* Text *

[Start of section]

My experience of “Mental skills for ultra runners”: A tail of a book review and unrequited therapy

My favourite movie is Almost Famous, the based on a true story account of a kid and wannabe journo who became besties with his favourite band and followed them on the road, leading to his own front page story on the cover of The Rolling Stone.

As a younger person, it seemed fitting that I go to journalism school and write music reviews for my university newspaper.

I don’t think I’ve ever felt prouder than the day my review of a Martha Wainwright album appeared in the UTS Love Issue in 2008.

I was on my way….to absolutely no where!

Over 10 years later and it’s safe to say I was never on the cover of the Rolling Stone but I love reviews. I still read the reviews in Rolling Stone or Spin for music, The Hollywood Reporter and TV fanatic for TV and everyone on YouTube for running watches, shoes, packs and gear (shoutout DC rainmaker!)

So when I picked up Addie Bracy’s book “Mental skills for Ultra Running” and actually sat down and read it, I knew there had to be a review.

“If you want to do something hard, you have to get used to doing hard things”

Addie Bracy

When I started reading this book, I expected an easy, flat training run. Nothing to arduous, nothing too technical, a longer and more focused edition of a “top 10 ways to….” article in a running magazine. Something I could knock over in a few days, with some key takeaways and little to no soreness or fatigue.

Like most things in ultramarathon training and racing, I was wrong.

I didn’t make it through the first 10 pages before the highlighter and post it notes came out and it took me over two weeks to struggle through the first few chapters.

Those early chapters were a grind, a relentless climb with reoccurring false tops that forced me to look inward when I wasn’t ready or warmed up.

Each chapter is full of exercises and trainings to bring the knowledge back to your own experience and case studies of elite athletes like Clare Gallagher and Jim Walmsley to remind you that you aren’t alone in the struggle.

But if I can bring it back to me for just a quick second, it wouldn’t be honest to hide the catastrophic existential crisis that was had over the very first few exercises. I was doggedly persistent, as all good ultra runners are, and kept going back through it, over it and over it again trying to work out why I was having such a hard time with “identifying my why” and frankly, even at the end of this book, I’m still not sure I can articulate it well enough to have it stitched on an inspirational pillow or written in red lip stick on my bathroom mirror. That can be a job for the re-read.

[End of section]

* Bounding box prediction data *
[Start of section]

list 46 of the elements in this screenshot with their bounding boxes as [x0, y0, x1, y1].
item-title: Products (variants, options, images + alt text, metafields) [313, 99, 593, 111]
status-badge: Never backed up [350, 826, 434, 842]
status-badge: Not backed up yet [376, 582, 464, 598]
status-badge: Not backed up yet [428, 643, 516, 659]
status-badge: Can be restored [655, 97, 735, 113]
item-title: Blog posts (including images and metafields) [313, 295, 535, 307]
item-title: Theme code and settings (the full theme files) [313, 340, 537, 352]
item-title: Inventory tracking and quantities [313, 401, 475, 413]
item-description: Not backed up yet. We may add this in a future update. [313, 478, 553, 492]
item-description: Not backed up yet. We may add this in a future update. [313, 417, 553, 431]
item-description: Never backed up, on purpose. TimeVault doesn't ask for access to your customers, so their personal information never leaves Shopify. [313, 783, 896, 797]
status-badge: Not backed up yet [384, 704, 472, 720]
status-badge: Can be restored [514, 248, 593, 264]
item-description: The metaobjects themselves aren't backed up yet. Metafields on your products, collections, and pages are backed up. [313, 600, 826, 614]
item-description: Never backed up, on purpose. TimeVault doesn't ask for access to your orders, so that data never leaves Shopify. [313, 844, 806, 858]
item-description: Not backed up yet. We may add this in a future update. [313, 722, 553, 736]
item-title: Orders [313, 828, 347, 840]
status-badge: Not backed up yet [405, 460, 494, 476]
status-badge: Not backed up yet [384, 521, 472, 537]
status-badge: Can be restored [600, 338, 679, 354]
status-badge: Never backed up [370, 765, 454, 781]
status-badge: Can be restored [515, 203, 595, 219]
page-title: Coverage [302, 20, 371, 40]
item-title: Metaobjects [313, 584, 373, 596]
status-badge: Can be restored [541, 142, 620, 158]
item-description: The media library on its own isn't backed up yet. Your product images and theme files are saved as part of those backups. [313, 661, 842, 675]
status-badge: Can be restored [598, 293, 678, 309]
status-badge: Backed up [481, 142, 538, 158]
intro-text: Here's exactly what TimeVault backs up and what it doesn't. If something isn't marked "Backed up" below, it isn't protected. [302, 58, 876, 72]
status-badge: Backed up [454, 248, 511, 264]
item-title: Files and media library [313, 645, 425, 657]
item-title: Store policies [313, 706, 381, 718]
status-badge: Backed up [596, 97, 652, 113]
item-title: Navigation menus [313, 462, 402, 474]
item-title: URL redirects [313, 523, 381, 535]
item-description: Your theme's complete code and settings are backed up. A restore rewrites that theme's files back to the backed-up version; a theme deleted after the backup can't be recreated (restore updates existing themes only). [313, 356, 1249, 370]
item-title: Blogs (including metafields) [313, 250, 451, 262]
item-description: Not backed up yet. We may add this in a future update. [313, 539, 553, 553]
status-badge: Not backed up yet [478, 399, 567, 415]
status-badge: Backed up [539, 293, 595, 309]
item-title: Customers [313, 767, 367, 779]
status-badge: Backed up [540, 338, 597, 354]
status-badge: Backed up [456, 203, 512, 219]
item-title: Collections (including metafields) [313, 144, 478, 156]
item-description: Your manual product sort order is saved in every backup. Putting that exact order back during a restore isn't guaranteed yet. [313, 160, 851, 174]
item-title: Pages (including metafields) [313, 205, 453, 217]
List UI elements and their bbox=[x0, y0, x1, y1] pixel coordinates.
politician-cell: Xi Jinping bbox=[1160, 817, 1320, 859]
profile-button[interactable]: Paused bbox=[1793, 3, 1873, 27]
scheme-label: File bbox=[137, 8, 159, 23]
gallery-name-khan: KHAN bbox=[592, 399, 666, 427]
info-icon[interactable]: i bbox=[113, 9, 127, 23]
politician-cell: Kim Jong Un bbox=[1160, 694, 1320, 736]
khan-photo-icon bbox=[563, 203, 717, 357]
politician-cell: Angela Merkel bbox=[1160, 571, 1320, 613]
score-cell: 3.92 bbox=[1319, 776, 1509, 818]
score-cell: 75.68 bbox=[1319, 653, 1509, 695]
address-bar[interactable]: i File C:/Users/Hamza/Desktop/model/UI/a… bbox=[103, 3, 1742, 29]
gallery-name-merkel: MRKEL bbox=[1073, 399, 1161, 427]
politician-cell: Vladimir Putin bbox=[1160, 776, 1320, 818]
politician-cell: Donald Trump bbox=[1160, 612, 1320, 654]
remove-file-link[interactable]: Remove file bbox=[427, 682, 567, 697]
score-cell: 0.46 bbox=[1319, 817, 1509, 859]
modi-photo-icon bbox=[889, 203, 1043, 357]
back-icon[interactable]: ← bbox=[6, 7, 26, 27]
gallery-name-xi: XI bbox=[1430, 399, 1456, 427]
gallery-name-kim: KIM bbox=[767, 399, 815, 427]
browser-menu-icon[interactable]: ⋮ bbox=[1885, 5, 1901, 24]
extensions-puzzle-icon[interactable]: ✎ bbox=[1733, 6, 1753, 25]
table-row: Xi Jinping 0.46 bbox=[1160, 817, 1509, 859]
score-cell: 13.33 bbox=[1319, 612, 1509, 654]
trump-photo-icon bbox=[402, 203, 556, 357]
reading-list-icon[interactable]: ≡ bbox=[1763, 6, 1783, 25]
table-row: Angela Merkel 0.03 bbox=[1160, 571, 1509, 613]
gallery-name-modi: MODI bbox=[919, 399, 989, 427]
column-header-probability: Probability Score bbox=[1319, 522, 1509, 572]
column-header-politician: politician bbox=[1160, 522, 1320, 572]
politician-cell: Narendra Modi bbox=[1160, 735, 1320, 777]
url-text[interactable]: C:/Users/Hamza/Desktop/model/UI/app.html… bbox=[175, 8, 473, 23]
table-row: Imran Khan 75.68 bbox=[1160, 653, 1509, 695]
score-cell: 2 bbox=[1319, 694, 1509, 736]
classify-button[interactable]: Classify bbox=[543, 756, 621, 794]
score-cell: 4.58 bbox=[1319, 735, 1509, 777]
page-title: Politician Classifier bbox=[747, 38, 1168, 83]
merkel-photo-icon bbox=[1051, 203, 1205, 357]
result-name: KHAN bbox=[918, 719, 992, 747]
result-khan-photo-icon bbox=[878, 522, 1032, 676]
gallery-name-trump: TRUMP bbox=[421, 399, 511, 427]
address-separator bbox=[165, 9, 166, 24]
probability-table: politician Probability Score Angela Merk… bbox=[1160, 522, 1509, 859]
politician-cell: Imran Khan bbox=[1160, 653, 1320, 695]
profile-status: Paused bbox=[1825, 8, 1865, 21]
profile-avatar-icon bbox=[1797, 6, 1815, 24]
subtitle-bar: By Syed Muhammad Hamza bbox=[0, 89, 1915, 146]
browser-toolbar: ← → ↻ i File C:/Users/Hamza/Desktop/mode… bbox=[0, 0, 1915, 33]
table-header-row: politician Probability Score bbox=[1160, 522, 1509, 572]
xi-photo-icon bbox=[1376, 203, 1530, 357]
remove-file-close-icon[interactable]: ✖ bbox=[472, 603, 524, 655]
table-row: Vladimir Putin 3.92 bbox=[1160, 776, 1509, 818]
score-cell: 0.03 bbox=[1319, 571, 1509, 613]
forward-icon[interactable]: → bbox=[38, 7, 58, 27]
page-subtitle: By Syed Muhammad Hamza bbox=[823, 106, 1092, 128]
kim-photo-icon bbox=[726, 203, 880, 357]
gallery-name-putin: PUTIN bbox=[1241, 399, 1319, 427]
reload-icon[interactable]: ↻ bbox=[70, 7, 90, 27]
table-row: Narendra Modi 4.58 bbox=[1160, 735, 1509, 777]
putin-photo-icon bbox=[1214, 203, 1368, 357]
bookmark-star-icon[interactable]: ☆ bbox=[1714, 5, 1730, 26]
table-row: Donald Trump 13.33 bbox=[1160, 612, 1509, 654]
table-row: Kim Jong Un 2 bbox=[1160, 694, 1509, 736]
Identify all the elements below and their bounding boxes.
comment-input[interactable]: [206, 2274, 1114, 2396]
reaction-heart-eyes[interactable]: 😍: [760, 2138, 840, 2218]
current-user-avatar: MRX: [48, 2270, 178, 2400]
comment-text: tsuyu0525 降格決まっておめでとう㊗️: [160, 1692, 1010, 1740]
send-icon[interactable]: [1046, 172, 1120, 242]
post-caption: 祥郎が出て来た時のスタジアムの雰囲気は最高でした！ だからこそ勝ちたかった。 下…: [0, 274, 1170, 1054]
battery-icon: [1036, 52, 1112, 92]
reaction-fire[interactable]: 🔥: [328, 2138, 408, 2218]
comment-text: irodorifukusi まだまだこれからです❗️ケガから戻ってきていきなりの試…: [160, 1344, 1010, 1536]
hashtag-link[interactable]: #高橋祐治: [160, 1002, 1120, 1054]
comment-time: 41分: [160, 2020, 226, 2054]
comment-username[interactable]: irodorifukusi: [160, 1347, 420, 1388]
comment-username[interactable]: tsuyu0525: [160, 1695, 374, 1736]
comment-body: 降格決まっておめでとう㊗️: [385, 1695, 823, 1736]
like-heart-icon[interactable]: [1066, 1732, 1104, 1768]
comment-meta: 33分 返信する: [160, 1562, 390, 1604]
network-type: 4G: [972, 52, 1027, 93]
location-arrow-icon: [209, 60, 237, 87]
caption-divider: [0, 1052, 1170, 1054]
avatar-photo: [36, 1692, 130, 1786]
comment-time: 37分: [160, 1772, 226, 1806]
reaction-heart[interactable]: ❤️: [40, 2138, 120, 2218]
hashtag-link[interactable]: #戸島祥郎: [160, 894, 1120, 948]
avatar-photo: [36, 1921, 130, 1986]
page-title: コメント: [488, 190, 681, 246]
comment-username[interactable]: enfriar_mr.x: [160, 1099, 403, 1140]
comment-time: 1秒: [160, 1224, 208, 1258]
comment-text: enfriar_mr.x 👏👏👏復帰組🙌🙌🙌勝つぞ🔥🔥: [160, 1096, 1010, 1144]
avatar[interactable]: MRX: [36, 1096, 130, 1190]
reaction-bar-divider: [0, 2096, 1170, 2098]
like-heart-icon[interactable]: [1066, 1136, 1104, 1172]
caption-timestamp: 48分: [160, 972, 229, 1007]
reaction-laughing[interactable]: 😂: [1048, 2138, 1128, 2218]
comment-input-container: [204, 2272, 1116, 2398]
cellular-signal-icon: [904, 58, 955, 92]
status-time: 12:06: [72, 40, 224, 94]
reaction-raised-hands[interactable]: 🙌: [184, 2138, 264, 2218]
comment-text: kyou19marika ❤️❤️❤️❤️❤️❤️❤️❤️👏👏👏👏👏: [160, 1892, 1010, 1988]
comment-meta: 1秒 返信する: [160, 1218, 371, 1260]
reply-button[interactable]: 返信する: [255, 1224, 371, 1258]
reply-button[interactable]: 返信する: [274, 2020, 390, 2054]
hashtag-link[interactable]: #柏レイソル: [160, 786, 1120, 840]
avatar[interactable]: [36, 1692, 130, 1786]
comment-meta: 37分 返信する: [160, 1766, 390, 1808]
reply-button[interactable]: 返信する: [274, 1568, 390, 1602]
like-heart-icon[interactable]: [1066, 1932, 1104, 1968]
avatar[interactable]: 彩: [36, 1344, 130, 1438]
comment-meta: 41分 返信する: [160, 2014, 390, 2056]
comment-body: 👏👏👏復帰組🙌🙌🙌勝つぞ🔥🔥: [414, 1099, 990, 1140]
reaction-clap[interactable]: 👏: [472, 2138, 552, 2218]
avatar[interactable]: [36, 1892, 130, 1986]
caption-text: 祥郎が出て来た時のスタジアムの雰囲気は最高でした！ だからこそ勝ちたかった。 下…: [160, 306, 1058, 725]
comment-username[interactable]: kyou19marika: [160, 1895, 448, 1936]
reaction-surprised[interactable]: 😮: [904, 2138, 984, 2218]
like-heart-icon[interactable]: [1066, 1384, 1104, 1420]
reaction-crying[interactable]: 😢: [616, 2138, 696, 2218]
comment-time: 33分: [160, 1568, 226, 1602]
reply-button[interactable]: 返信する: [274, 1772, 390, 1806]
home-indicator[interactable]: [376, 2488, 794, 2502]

[End of section]

* Requirement *
Carry the book review of "Mental skills for ultra runners" forward from its final sentence, keeping the same first-person voice.

* Task response *
Jokes and breakdowns aside, once I got through those first few chapters, it was like that feeling of getting over the last climb in a long race and knowing it’s all smooth sailing to the finish.

Addie Bracy delicately frames the mental skills piece of ultra running like an intricate web of why’s, what’s and how’s. It seems so complicated and yet so simple and obvious at the same time. I took comfort in the recipe and formula that seemed easy to follow on the page and able to be applied to my own life and running yet equally daunted and confronted with the pending doom of my own ultimate self reflection.

Some takeaways are generic in nature and capable to being applied to your own historical meltdowns, pity parties and DNF’s to hopefully stop them from happening again or at least less frequently or potently. Others are more specific and are probably best applied on a race by race basis. I put tabs on all the exercises I would like to re-visit in the lead up to the my next big race.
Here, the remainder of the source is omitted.